--- start INFORMATION SHOWN ---

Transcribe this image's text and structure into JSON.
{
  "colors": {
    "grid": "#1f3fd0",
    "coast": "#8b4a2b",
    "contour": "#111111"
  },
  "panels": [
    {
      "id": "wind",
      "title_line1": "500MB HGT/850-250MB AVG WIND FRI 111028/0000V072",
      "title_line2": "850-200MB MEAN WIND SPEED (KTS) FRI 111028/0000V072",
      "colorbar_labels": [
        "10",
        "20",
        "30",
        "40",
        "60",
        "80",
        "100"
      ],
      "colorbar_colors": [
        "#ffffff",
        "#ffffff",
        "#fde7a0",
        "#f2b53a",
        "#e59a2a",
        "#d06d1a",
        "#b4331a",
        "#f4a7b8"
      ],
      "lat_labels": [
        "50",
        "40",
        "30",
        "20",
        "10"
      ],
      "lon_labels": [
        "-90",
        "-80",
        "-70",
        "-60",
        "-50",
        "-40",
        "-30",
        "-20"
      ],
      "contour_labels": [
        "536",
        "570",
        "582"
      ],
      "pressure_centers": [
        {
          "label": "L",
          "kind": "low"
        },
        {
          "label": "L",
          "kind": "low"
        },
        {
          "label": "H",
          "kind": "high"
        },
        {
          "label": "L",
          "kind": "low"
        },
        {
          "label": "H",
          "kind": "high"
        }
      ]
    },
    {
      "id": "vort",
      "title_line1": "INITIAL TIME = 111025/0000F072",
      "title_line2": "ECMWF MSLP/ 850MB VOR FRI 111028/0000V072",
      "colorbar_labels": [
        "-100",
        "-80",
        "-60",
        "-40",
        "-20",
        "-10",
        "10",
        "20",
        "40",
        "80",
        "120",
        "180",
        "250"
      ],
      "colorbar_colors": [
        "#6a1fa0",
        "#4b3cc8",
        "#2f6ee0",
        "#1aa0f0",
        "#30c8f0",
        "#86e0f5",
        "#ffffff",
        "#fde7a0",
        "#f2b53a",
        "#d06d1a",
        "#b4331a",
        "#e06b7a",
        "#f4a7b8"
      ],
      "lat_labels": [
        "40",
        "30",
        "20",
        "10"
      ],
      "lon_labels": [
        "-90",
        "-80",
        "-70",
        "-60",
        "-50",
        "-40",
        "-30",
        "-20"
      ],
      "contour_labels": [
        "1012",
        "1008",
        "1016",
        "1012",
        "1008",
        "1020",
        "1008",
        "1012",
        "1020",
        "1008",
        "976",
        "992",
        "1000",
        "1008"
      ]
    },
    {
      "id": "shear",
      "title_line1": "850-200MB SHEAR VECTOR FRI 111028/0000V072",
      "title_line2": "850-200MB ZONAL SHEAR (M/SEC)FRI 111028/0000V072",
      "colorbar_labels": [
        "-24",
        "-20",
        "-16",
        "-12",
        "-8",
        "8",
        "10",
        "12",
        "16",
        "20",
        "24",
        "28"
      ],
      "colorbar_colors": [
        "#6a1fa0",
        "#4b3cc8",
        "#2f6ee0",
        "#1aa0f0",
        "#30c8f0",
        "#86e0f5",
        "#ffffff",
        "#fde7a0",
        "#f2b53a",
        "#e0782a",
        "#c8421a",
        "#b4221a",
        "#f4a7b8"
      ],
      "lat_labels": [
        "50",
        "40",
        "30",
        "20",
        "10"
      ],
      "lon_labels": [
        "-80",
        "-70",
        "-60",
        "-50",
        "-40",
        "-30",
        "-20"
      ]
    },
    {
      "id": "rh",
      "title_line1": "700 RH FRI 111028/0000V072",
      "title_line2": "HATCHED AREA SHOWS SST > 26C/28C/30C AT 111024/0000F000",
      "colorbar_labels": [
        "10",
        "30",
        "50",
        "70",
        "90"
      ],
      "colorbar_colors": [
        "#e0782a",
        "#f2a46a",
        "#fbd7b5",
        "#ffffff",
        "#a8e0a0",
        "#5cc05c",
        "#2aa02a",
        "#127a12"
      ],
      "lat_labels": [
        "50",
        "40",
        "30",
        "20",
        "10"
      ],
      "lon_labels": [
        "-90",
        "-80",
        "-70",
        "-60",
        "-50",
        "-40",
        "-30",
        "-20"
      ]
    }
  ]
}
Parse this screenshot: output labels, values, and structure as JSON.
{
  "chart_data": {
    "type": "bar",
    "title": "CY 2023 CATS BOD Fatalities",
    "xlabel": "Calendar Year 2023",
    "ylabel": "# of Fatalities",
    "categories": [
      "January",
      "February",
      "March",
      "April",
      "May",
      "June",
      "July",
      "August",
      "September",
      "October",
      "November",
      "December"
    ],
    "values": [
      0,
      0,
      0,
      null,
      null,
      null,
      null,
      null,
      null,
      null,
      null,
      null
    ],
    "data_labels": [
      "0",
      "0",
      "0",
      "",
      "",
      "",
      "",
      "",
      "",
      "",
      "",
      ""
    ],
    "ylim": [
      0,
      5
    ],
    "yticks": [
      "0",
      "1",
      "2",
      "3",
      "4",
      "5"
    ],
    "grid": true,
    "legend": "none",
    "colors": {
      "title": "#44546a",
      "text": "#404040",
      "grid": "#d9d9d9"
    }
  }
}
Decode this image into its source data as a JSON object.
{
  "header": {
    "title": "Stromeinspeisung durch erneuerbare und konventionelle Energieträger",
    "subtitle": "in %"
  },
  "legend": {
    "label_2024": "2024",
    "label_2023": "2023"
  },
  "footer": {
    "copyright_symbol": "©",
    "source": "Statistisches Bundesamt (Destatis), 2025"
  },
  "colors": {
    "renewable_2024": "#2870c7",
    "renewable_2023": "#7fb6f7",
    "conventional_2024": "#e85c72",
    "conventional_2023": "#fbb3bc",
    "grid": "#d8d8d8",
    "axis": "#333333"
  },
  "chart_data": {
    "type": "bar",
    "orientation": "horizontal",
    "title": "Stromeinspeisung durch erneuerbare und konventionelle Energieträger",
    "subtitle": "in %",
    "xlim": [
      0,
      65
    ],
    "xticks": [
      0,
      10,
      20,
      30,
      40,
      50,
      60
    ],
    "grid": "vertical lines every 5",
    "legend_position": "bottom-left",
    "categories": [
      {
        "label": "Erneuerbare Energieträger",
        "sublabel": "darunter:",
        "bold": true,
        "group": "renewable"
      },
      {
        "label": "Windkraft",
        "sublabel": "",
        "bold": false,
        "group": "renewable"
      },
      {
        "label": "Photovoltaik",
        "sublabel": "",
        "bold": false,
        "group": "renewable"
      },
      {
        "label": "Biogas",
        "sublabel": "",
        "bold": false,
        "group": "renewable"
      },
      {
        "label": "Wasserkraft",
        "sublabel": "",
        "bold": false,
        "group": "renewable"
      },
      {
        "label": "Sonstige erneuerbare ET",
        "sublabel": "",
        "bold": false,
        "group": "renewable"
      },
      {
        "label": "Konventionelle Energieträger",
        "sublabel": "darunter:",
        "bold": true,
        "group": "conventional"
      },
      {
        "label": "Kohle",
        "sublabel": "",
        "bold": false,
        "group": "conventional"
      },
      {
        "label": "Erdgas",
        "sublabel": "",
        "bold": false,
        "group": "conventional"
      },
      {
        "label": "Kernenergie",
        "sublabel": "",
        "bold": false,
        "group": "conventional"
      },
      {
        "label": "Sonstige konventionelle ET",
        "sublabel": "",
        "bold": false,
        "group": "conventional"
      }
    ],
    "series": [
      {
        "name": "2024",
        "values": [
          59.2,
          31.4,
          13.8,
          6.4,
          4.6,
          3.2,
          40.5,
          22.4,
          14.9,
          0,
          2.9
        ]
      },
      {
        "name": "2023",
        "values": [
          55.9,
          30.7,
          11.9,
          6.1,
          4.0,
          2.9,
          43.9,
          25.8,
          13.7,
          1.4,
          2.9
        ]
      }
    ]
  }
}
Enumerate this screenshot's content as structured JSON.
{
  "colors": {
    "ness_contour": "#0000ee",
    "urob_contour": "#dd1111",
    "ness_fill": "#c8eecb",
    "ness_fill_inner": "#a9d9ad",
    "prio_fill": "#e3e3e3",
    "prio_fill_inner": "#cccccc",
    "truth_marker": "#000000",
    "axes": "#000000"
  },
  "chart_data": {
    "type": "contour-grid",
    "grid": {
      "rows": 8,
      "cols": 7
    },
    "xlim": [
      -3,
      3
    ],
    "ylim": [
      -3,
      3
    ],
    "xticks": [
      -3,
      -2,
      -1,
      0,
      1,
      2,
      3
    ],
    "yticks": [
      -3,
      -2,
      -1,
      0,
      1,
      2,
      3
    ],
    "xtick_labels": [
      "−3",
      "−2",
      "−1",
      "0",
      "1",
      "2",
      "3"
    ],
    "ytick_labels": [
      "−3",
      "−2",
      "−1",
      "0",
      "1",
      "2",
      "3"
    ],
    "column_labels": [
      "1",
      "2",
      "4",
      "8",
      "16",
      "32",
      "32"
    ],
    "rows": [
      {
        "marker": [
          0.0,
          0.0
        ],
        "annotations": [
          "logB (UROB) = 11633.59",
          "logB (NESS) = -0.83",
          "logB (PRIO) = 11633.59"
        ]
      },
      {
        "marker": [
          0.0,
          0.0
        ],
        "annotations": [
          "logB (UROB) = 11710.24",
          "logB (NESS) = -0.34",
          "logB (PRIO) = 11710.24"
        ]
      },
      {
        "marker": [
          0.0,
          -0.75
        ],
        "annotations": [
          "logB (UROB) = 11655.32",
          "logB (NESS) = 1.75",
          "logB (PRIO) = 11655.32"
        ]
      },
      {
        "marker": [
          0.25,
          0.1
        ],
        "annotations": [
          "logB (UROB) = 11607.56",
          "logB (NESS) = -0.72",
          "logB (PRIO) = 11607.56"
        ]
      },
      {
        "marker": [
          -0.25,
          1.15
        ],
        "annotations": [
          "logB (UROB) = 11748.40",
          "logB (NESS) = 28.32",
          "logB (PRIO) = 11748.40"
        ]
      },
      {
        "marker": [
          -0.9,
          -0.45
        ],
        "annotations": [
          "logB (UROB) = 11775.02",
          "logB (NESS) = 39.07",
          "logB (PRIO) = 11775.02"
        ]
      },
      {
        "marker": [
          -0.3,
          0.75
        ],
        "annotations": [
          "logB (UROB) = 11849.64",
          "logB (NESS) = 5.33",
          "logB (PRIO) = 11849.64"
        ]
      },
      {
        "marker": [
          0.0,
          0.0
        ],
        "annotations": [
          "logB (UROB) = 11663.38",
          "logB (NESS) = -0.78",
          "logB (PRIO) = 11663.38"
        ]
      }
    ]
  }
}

--- end INFORMATION SHOWN ---

Tally up the lines holding the word "source" in the data above, and answer with that figure only.

FULL SOLUTION: 2